■ **Exercise material**:
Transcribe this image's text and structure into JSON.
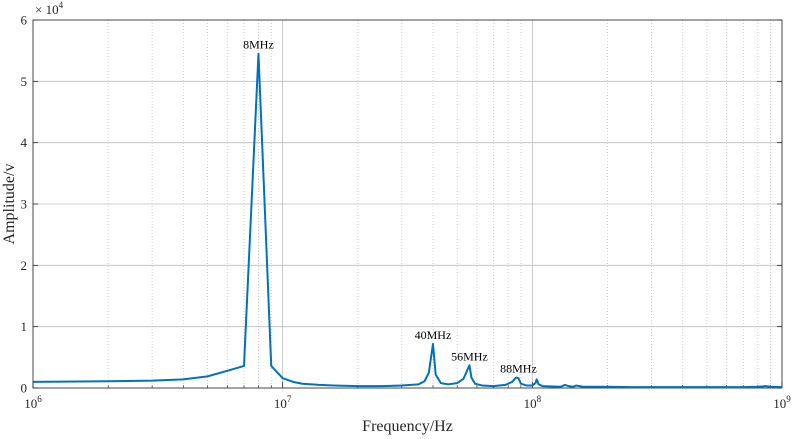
{
  "chart_data": {
    "type": "line",
    "xlabel": "Frequency/Hz",
    "ylabel": "Amplitude/v",
    "x_scale": "log",
    "xlim": [
      1000000,
      1000000000
    ],
    "ylim": [
      0,
      60000
    ],
    "y_multiplier_label": "× 10",
    "y_multiplier_exponent": "4",
    "y_ticks": [
      0,
      10000,
      20000,
      30000,
      40000,
      50000,
      60000
    ],
    "y_tick_labels": [
      "0",
      "1",
      "2",
      "3",
      "4",
      "5",
      "6"
    ],
    "x_ticks": [
      1000000,
      10000000,
      100000000,
      1000000000
    ],
    "x_tick_labels": [
      {
        "base": "10",
        "exp": "6"
      },
      {
        "base": "10",
        "exp": "7"
      },
      {
        "base": "10",
        "exp": "8"
      },
      {
        "base": "10",
        "exp": "9"
      }
    ],
    "grid": true,
    "line_color": "#0072BD",
    "series": [
      {
        "x": [
          1000000,
          2000000,
          3000000,
          4000000,
          5000000,
          6000000,
          7000000,
          8000000,
          9000000,
          10000000,
          11000000,
          12000000,
          14000000,
          16000000,
          20000000,
          25000000,
          30000000,
          35000000,
          37000000,
          38500000,
          40000000,
          41000000,
          43000000,
          46000000,
          50000000,
          53000000,
          55000000,
          56000000,
          57000000,
          59000000,
          63000000,
          70000000,
          78000000,
          83000000,
          86000000,
          88000000,
          90000000,
          95000000,
          100000000,
          103000000,
          104000000,
          106000000,
          110000000,
          130000000,
          135000000,
          140000000,
          145000000,
          150000000,
          160000000,
          200000000,
          250000000,
          300000000,
          400000000,
          500000000,
          700000000,
          800000000,
          860000000,
          900000000,
          1000000000
        ],
        "y": [
          1000,
          1100,
          1200,
          1400,
          1900,
          2800,
          3600,
          54500,
          3600,
          1600,
          1000,
          700,
          500,
          400,
          300,
          300,
          400,
          600,
          1100,
          2500,
          7200,
          2200,
          800,
          600,
          800,
          1500,
          3000,
          3700,
          1700,
          700,
          400,
          300,
          500,
          1000,
          1700,
          1600,
          700,
          400,
          400,
          800,
          1400,
          600,
          300,
          200,
          500,
          300,
          200,
          400,
          200,
          200,
          150,
          150,
          150,
          150,
          150,
          200,
          300,
          200,
          150
        ]
      }
    ],
    "annotations": [
      {
        "text": "8MHz",
        "x": 8000000,
        "y": 54500
      },
      {
        "text": "40MHz",
        "x": 40000000,
        "y": 7200
      },
      {
        "text": "56MHz",
        "x": 56000000,
        "y": 3700
      },
      {
        "text": "88MHz",
        "x": 88000000,
        "y": 1700
      }
    ]
  }
}
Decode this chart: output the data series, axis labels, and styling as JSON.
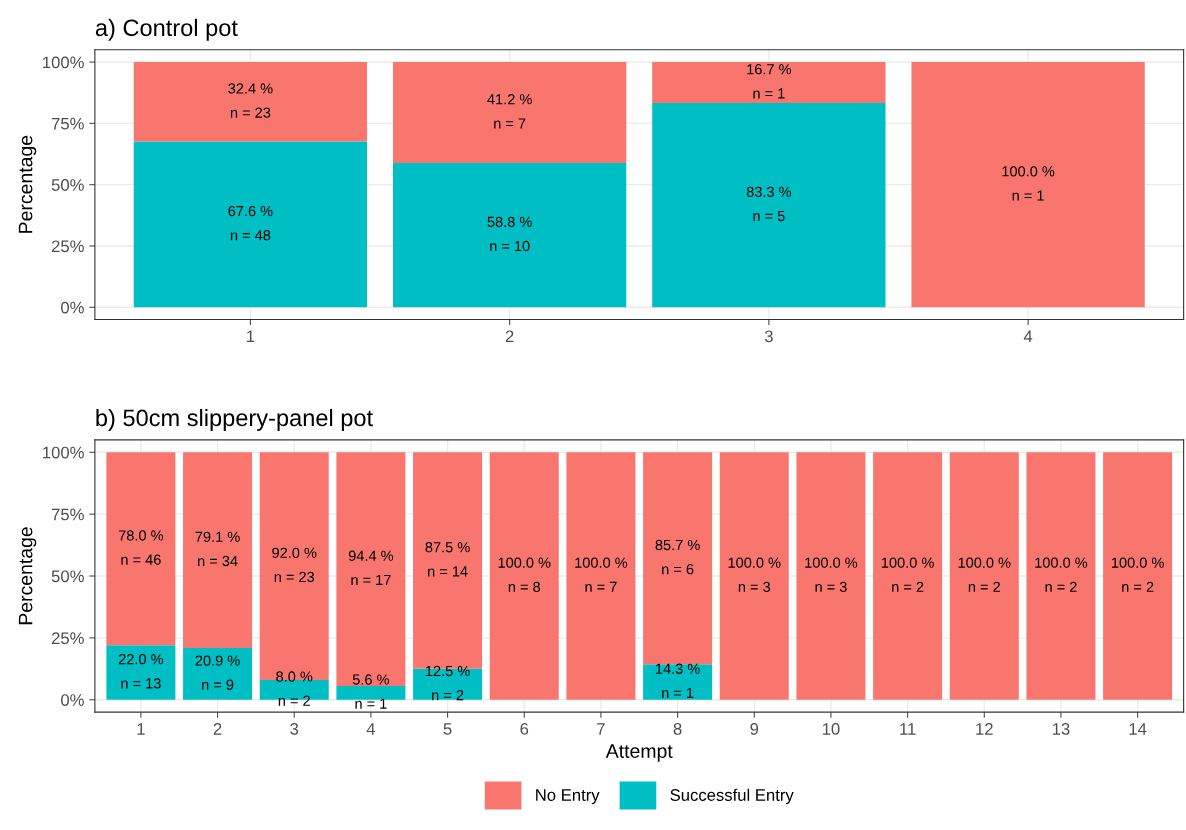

■ **Your goal**:
Looking at the data above, show all lines where the word "text" occurs.

■ **Full solution**:
Transcribe this image's text and structure into JSON.
        "text": "8MHz",
        "text": "40MHz",
        "text": "56MHz",
        "text": "88MHz",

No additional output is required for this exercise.